Birthplace: Cetinje, Montenegro

Heritage: Montenegrin

Date born: November 21st, 1937

Date of death: November 8th, 2000

Education: University of Belgrade - Faculty of Architecture

Biography

Svetlana Kana Radević was born in the present-day town of Cetinje, Montenegro in 1937, which was during that time part of the Kingdom of Yugoslavia. She attended high school in the nearby city of Podgorica and graduated around 1955, after which point she travelled to Belgrade to attend the univesity there. She then proceeded to enroll in the university's Faculty of Architecture, a field which few women were studying in Yugoslavia during the period of the 1950s. She was so ambitious while at university, she also did a dual enrollment at the Faculty of Philosphy so she could also study Art History. By 1960 she had graduated from Belgrade.

 

After gradutating, Radević returned to Montenegro, and it was during this time in the early 1960s that she began to establish herself as a professional architect, which, in doing so, cemeted her position as the first female architect of Montenegro. Her first significant commission came in 1964, when she won a design competition for the creation of the Hotel Podgorica in SR of Montenegro's capital Titograd (renamed after WWII, but changed back to Podgorica after the end of the Yugoslav-era). Completed in 1967, her architectural solution for this hotel was a elegant series of modernist-styled horizontal terraces perched upon a cliff overlooking the Morača River, with the hotel's exterior walls adorned with river stones directly from the river itself. Integrating these local materials into a modernist structure succeeded in effectively bringing together new innovative styles of architecture with the region's traditional design vernacular. After it was completed, her design for the hotel was awarded the federal Yugoslav Borba award for excellece in architecture (for which, at the age of 30, she became the youngest architect to ever receive the award).

Radević's success in creating the Hotel Podgorica in Titograd immediately led to a demand for her talents across Montenegro. The year after the opening of this first hotel, she designed the new central bus station for the city of Titograd (which itself seems highly inspired by Le Corbusier's 1962 Parliament in Chandigarh). After her initial success through the 1960s, she then proceeded to travel to the US in 1972 to study as a Fullbright Scholar under the famous architect Louis Kahn at the University of Pennsylvania (UPenn). Kahn at that point was considered one of the greatest living architects in the world, and studying under him Radević earned his master's degree at UPenn. Upon returning to Montenegro, she began even more ambitious projects, such as Hotel Mojkovac in Mojkovac, Montenegro, completed in 1975. It was also then in 1975 that she began what would be the most ambitious project of her career, which was the Hotel Zlatibor in Užice, Serbia. Opened in 1981, this 60m tall and 16 story concrete high-rise hotel dominated the town of Užice, with some likening to a rocket-ship, with its high-modernist angularity and towering larger-than-life design.
◇ ◇ ◇ ◇ ◇ ◇ ◇
Work instructions:
1. According to the Radević biography, in what year did she win the design competition for the Hotel Podgorica?
2. Reproduce the Radević biography verbatim, everything from "Birthplace: Cetinje, Montenegro" down to "graduated from Belgrade.".
3. Extend the Radević biography onward from its final sentence.
◇ ◇ ◇ ◇ ◇ ◇ ◇
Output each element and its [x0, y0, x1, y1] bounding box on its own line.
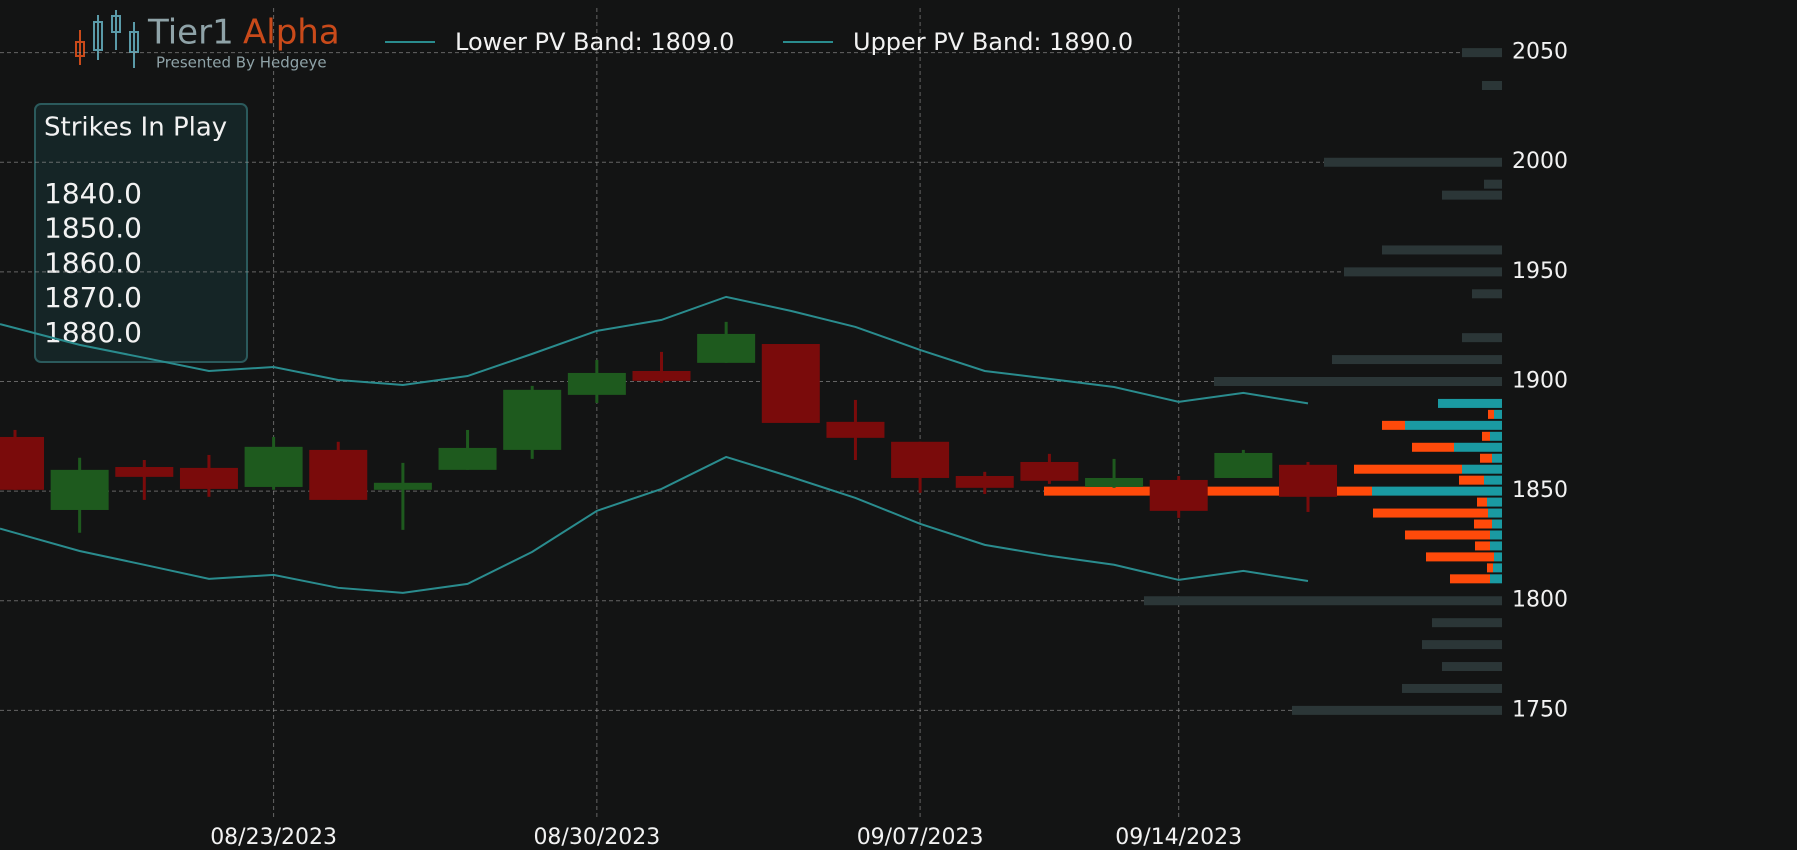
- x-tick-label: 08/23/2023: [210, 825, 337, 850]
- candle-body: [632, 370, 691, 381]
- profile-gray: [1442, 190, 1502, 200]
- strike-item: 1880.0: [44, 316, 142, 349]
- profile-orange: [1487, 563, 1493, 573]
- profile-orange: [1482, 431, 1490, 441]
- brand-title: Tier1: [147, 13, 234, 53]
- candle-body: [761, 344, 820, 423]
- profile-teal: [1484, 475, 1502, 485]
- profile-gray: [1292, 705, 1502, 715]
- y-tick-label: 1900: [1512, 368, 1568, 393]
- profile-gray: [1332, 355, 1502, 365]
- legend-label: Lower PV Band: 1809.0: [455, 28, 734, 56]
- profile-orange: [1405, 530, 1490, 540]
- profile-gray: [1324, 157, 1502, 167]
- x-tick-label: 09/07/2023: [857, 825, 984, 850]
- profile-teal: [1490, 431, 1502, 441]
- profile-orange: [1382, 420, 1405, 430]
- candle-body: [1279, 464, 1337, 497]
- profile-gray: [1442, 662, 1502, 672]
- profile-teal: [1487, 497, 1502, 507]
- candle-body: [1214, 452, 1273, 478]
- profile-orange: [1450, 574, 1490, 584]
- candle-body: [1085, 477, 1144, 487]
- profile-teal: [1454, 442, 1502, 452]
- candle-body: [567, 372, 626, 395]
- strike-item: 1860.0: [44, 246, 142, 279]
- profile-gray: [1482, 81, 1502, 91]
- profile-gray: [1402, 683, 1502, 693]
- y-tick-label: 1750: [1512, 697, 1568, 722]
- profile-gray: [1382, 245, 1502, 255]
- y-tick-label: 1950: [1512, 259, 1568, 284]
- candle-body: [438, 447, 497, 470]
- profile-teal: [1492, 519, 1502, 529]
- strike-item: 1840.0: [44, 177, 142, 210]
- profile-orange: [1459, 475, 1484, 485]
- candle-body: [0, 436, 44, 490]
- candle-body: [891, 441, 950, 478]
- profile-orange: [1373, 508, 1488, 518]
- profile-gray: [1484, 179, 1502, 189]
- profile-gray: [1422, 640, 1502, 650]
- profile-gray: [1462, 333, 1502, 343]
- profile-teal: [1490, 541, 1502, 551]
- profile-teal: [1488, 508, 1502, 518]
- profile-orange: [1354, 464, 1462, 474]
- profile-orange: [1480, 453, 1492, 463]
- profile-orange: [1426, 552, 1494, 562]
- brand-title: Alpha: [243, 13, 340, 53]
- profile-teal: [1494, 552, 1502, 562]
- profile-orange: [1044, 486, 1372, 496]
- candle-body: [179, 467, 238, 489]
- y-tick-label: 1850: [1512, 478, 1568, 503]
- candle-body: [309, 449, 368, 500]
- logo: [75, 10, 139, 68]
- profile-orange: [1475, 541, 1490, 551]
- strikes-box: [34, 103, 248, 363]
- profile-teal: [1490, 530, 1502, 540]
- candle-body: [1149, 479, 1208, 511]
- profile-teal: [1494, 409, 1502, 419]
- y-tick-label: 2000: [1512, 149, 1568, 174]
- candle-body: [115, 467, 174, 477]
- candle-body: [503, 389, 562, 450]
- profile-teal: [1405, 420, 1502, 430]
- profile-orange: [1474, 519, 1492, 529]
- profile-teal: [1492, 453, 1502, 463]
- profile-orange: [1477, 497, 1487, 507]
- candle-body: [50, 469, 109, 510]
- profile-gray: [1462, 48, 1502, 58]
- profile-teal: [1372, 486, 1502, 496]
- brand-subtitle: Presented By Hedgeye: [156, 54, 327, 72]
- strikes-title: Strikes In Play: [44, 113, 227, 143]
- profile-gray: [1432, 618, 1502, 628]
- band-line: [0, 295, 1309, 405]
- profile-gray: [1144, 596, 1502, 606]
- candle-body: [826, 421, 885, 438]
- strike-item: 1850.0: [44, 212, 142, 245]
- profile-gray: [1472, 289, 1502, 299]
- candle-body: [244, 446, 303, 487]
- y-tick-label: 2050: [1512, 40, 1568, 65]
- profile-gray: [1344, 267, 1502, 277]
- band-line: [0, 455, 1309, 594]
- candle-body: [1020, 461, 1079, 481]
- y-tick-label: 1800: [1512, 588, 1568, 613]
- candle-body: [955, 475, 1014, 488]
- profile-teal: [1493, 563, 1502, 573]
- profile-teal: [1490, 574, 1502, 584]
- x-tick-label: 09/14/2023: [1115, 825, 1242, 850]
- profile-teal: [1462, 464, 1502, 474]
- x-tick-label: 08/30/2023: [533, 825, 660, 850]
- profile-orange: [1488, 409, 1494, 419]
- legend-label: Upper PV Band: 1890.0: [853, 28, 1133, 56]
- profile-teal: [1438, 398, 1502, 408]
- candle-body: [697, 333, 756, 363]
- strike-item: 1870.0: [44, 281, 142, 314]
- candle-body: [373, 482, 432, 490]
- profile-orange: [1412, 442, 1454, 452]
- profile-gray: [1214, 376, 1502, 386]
◇ ◇ ◇ ◇ ◇ ◇ ◇
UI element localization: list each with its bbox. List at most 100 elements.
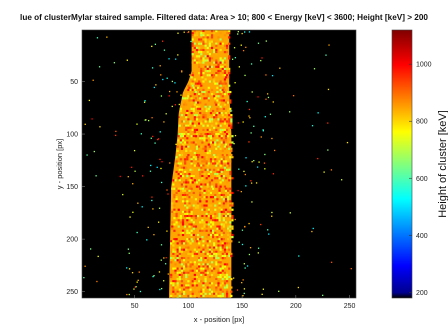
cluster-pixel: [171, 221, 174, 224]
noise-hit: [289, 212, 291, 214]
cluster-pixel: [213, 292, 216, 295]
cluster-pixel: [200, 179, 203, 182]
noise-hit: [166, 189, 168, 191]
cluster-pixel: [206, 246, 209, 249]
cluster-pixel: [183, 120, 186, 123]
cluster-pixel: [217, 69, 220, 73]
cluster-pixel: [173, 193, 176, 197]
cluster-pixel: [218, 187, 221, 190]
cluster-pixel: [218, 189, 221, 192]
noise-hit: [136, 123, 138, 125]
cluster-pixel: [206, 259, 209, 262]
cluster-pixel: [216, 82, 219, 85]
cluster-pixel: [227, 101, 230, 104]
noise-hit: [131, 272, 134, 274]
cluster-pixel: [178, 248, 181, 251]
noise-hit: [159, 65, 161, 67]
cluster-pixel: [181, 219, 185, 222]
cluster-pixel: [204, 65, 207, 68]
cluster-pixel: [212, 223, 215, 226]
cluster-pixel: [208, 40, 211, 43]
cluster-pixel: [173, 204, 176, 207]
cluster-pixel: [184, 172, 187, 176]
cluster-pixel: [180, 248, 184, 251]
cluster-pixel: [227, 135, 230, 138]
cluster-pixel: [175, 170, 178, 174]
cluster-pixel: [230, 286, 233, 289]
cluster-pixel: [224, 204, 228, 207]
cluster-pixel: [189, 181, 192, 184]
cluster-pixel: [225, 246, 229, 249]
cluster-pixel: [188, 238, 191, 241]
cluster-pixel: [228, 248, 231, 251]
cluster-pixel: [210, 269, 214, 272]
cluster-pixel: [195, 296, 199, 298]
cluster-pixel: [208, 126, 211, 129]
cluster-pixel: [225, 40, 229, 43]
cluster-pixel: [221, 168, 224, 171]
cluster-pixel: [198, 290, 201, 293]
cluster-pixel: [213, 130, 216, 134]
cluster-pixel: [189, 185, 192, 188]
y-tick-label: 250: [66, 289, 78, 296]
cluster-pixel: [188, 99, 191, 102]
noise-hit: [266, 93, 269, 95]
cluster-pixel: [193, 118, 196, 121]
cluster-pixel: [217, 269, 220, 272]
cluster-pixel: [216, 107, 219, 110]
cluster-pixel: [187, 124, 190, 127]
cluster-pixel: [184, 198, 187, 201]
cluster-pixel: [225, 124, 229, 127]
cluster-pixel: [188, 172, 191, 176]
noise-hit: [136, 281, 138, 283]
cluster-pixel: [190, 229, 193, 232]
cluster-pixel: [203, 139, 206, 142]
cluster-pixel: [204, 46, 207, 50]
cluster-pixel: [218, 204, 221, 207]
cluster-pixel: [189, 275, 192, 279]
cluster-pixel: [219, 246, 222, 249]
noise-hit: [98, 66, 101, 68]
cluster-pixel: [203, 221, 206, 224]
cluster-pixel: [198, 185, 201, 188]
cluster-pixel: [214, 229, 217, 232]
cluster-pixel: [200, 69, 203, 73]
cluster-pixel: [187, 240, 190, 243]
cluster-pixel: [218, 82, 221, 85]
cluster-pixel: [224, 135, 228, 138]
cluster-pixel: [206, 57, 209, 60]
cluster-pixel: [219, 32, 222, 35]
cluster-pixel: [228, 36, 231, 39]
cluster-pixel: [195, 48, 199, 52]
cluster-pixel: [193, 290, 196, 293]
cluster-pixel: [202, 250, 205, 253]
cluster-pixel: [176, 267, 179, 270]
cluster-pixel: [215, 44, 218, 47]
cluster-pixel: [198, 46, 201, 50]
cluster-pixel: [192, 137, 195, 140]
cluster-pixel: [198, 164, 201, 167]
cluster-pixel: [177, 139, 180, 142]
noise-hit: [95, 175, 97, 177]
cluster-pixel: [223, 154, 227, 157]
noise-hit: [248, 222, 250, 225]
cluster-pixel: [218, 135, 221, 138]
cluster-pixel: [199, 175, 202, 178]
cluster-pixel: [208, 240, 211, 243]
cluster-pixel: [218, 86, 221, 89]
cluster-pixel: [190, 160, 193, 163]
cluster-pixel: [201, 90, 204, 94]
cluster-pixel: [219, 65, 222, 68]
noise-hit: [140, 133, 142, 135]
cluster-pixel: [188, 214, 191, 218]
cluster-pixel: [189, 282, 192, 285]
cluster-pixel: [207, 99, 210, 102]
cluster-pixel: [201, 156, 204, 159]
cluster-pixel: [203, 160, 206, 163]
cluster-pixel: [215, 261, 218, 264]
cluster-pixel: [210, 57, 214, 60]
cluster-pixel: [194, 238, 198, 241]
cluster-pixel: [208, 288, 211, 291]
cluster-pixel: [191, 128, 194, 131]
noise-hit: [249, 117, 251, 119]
◇ ◇ ◇ ◇ ◇ ◇ ◇
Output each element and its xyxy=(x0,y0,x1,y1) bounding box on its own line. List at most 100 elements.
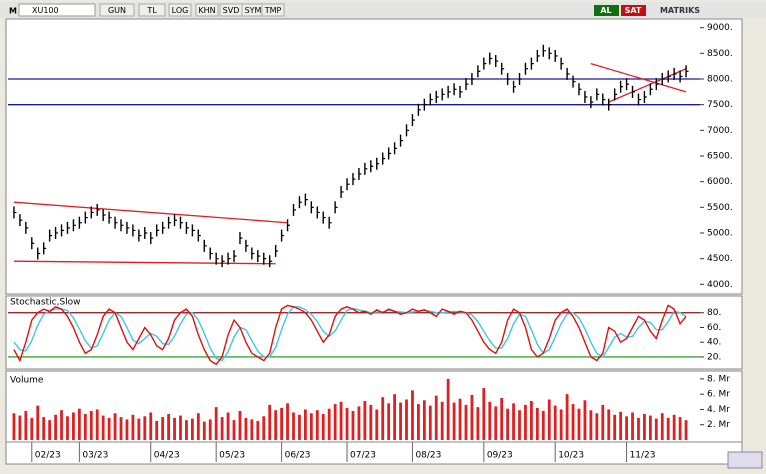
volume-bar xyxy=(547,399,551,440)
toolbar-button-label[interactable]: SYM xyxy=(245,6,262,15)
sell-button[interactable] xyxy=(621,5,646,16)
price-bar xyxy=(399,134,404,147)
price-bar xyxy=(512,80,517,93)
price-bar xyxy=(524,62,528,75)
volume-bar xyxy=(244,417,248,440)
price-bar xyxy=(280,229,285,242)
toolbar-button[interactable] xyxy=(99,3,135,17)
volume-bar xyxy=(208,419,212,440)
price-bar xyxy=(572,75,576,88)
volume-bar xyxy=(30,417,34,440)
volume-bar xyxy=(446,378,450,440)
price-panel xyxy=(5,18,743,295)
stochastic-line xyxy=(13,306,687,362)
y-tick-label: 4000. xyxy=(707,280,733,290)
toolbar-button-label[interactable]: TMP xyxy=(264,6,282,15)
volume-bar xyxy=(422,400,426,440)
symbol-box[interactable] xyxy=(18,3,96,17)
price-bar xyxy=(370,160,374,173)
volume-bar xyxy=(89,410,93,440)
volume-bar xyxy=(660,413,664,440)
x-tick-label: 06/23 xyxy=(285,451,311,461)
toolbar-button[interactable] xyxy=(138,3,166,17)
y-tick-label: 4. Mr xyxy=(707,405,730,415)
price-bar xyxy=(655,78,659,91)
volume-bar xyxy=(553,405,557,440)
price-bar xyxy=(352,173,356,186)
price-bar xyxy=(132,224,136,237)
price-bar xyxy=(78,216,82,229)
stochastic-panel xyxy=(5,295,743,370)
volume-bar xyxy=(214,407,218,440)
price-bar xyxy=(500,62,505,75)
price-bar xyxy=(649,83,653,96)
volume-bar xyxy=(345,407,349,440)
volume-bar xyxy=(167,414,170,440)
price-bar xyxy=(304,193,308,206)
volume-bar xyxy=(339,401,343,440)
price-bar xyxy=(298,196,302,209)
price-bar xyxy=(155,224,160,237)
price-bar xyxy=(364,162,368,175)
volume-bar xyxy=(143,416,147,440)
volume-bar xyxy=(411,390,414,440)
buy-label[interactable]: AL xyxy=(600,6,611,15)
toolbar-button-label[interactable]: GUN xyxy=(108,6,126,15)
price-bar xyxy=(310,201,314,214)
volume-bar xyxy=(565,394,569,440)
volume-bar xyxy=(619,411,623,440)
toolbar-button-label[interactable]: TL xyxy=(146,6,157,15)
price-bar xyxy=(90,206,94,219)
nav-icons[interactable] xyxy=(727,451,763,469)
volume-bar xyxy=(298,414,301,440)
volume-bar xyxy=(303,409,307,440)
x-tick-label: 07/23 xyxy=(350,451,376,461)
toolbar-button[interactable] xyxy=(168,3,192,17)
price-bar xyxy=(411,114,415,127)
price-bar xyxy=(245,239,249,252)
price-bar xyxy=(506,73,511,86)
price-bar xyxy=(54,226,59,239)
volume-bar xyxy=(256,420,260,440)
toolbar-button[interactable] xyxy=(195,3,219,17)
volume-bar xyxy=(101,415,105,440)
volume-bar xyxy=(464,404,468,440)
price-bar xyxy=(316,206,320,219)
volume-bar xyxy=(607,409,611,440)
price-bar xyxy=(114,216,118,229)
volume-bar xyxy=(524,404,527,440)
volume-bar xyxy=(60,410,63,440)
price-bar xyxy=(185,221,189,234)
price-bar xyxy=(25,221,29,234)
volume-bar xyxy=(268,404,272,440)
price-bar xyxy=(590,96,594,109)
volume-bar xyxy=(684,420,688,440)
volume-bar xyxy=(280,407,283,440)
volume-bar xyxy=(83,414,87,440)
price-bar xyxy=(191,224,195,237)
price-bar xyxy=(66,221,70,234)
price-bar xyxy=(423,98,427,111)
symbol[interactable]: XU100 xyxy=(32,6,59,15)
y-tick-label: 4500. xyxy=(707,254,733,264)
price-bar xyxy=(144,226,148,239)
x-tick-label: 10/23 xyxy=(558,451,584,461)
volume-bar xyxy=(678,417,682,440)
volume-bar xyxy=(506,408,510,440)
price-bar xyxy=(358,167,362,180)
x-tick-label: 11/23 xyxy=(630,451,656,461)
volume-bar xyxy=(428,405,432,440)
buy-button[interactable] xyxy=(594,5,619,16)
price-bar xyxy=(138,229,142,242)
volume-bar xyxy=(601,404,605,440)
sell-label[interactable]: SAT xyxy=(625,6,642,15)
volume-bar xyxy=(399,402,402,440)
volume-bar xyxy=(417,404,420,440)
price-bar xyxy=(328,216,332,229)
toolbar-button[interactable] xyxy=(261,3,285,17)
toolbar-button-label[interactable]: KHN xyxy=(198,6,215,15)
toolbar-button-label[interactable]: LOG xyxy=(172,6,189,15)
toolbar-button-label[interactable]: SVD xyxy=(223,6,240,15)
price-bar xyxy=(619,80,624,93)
◇ ◇ ◇ ◇ ◇ ◇ ◇
Answers in order:
1. 1964

2.
Birthplace: Cetinje, Montenegro

Heritage: Montenegrin

Date born: November 21st, 1937

Date of death: November 8th, 2000

Education: University of Belgrade - Faculty of Architecture

Biography

Svetlana Kana Radević was born in the present-day town of Cetinje, Montenegro in 1937, which was during that time part of the Kingdom of Yugoslavia. She attended high school in the nearby city of Podgorica and graduated around 1955, after which point she travelled to Belgrade to attend the univesity there. She then proceeded to enroll in the university's Faculty of Architecture, a field which few women were studying in Yugoslavia during the period of the 1950s. She was so ambitious while at university, she also did a dual enrollment at the Faculty of Philosphy so she could also study Art History. By 1960 she had graduated from Belgrade.

3.
In addition to designing and creating hotels and buildings, Radević also dived into the task of creating memorial structures and sculptures as well. Her most famous memorial work was the Monument to the Fallen Soldiers of Lješanska nahija in Barutana, just outside of Titograd. Again, Radević's use of local materials paired with modern materials and contemporary designs created a unique synthesis of old and new which imbued this monument at Barutana with a unique and contemplative atmosphere that one can sense even today when visiting the site.

Through her long career which spanned over four decades, Radević won countless awards and recognitions for her pioneering work in the field of architecture in Yugoslavia, developing a unique and personal style that continues to make a mark upon contemporary Montenegrin architects of the 21st century. Her work remains internationally relevant and was even featured at the 2018 Yugoslav architecture exhibit at the MoMA in New York City.

Works by this Designer:

This is a listing of a number of memorials, monuments, cultural centers and other notable Yugoslav-era civic works by Svetlana Kana Radević. Those sites listed in the upper part of this section have profile pages, while those listed in the lower part do not yet have completed profile pages. This list is not exhaustive and will be added to over time.

Works with profile pages:

Click photos to go to page

Barutana, ME

Name: Mon. to the Lješanska Nahija Fighters

Year: completed 1980

Vranjske Njive, ME

IMG_20170329_095148.jpg

Name: Monument to Hanged Patriots

Year: completed 1970s?

Podgorica, ME

Name: Central Bus Station

Year: completed 1968

Podgorica, ME

Name: Hotel Podgorica

Year: completed 1967

Užice, SRB

Tower2.jpg

Name: Hotel Zlatibor

Year: completed 1981

Works without profile pages:

Mojkovac, ME

Name: Hotel Mojkovac (Hotel Palace)

Year: completed 1974

Location: N42°57'27.5", E19°34'42.8"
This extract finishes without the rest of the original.